What to produce: When a line in the records contains the string "blot", copy that line.

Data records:
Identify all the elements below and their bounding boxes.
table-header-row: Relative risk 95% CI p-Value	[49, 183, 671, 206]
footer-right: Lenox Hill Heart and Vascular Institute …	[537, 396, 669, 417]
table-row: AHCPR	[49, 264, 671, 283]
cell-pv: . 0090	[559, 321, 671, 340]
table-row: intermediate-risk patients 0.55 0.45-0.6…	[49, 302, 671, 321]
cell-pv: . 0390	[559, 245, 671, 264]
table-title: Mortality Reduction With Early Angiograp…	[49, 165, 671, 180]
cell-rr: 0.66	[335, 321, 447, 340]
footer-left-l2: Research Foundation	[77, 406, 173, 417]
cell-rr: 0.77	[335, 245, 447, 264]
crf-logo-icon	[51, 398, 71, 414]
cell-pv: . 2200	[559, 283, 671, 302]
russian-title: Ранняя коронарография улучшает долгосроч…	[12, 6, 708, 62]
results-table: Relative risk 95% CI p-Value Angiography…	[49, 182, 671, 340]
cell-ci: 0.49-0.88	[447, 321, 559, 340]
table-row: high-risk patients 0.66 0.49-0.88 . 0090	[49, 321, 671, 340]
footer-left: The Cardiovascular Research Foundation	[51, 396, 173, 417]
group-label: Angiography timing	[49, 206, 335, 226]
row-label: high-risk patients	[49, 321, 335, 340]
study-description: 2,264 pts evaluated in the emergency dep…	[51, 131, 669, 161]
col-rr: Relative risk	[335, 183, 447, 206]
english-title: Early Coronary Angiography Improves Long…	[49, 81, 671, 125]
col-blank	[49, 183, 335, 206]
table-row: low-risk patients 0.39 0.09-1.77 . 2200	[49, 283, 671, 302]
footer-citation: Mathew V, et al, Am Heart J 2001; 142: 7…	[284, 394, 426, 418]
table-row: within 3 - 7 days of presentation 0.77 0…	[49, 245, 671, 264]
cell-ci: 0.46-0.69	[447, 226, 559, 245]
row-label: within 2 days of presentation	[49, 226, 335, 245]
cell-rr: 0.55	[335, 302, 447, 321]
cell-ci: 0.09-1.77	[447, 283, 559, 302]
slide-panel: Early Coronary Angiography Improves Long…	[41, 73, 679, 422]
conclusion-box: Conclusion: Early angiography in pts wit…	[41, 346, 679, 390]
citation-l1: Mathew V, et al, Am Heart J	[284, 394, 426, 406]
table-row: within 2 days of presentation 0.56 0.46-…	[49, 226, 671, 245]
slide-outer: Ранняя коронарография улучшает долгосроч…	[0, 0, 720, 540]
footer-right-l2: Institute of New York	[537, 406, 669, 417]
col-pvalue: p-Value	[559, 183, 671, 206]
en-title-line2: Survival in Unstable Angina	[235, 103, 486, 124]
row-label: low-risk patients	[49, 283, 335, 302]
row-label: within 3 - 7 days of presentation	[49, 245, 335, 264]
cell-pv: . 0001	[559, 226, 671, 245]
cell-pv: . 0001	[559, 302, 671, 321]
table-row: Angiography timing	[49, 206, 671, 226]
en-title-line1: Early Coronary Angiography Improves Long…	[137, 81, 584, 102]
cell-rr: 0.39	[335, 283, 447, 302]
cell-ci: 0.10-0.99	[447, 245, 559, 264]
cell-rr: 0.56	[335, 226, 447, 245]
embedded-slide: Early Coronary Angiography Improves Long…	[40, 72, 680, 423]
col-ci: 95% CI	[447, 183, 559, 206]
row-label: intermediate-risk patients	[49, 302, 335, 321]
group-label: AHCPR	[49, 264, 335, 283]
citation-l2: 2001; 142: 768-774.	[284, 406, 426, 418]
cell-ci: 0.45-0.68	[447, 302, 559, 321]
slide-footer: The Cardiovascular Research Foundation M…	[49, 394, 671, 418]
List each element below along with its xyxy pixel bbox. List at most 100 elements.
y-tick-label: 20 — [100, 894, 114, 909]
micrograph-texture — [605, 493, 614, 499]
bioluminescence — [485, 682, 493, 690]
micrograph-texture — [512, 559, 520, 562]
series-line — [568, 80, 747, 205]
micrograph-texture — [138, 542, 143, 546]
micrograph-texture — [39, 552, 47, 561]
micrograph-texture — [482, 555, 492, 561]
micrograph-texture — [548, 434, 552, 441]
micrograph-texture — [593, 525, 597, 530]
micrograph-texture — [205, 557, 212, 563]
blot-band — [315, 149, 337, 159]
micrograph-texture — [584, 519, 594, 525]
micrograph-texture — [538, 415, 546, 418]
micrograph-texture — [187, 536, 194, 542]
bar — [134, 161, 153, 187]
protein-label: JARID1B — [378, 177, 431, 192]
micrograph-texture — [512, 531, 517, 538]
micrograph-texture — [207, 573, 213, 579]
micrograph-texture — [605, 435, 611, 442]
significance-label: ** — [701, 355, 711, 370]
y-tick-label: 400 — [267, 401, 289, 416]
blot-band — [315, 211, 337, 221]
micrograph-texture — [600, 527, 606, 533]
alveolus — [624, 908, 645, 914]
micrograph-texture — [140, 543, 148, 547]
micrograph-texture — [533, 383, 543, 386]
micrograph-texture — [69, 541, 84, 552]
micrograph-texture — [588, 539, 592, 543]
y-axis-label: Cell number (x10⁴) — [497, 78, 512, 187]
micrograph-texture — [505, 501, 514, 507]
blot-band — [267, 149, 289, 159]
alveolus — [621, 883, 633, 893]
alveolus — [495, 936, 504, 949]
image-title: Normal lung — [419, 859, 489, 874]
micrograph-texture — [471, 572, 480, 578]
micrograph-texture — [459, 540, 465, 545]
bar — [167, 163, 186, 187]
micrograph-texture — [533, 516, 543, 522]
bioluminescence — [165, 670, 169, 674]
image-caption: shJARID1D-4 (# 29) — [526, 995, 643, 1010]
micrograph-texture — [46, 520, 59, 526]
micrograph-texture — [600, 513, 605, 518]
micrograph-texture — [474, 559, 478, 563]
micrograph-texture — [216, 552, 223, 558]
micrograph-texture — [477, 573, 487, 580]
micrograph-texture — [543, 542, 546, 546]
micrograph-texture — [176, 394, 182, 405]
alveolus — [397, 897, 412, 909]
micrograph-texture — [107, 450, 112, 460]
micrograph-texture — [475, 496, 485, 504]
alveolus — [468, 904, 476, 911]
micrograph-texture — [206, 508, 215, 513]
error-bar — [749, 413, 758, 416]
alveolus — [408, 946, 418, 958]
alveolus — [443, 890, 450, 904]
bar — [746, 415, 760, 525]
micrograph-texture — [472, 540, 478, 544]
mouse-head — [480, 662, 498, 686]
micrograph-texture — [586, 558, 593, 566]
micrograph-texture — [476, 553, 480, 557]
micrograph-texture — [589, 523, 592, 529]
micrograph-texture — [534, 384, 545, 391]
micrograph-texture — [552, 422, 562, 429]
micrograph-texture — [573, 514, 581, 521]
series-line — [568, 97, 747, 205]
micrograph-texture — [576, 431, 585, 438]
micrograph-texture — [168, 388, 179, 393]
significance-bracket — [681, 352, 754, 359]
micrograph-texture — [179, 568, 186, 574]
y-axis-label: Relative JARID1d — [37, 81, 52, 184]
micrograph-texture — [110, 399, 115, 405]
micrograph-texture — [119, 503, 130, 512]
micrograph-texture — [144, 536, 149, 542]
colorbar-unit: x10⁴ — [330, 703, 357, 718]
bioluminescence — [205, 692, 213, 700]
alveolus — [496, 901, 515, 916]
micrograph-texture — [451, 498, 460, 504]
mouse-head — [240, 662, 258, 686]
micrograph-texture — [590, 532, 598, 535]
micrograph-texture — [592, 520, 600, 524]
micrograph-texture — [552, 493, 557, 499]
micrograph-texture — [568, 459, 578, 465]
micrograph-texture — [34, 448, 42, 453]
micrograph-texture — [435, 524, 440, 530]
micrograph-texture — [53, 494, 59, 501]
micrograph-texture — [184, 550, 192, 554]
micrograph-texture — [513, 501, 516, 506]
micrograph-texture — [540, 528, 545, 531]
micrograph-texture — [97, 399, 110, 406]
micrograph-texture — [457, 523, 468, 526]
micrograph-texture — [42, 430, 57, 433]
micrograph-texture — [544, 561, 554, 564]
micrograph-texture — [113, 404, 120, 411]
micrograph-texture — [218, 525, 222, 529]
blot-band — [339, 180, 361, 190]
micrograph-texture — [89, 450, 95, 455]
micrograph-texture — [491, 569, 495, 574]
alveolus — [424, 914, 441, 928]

Exercise response:
blot-band — [315, 149, 337, 159]
blot-band — [315, 211, 337, 221]
blot-band — [267, 149, 289, 159]
blot-band — [339, 180, 361, 190]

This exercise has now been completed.